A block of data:
● ● ● ●

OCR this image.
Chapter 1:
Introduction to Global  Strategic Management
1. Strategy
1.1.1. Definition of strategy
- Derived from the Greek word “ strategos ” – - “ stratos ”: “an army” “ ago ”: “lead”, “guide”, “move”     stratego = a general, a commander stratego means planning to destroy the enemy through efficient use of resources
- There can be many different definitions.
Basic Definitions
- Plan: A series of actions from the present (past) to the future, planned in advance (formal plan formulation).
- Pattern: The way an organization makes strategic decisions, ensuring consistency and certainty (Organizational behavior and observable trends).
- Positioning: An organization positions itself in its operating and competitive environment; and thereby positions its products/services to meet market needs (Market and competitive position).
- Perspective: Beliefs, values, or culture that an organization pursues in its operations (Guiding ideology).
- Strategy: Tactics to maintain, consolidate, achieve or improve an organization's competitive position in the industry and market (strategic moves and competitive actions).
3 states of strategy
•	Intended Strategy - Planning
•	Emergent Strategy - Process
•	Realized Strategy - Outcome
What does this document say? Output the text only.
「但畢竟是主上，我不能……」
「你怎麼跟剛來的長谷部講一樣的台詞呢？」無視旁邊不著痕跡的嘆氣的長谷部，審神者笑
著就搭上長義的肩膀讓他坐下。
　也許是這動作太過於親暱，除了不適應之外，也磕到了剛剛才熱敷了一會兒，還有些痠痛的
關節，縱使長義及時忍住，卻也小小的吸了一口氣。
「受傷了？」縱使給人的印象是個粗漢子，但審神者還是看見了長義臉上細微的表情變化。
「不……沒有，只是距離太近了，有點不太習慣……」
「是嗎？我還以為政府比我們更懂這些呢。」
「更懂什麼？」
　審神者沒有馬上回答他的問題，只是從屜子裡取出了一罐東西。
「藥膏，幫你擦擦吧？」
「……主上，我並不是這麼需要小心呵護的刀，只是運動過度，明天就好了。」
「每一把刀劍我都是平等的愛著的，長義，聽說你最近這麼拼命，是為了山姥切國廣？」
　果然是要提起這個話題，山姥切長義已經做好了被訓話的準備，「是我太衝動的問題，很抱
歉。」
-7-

● ● ● ●

Which lines contain the word "position"? Copy each of them.

= Result =
- Positioning: An organization positions itself in its operating and competitive environment; and thereby positions its products/services to meet market needs (Market and competitive position).
- Strategy: Tactics to maintain, consolidate, achieve or improve an organization's competitive position in the industry and market (strategic moves and competitive actions).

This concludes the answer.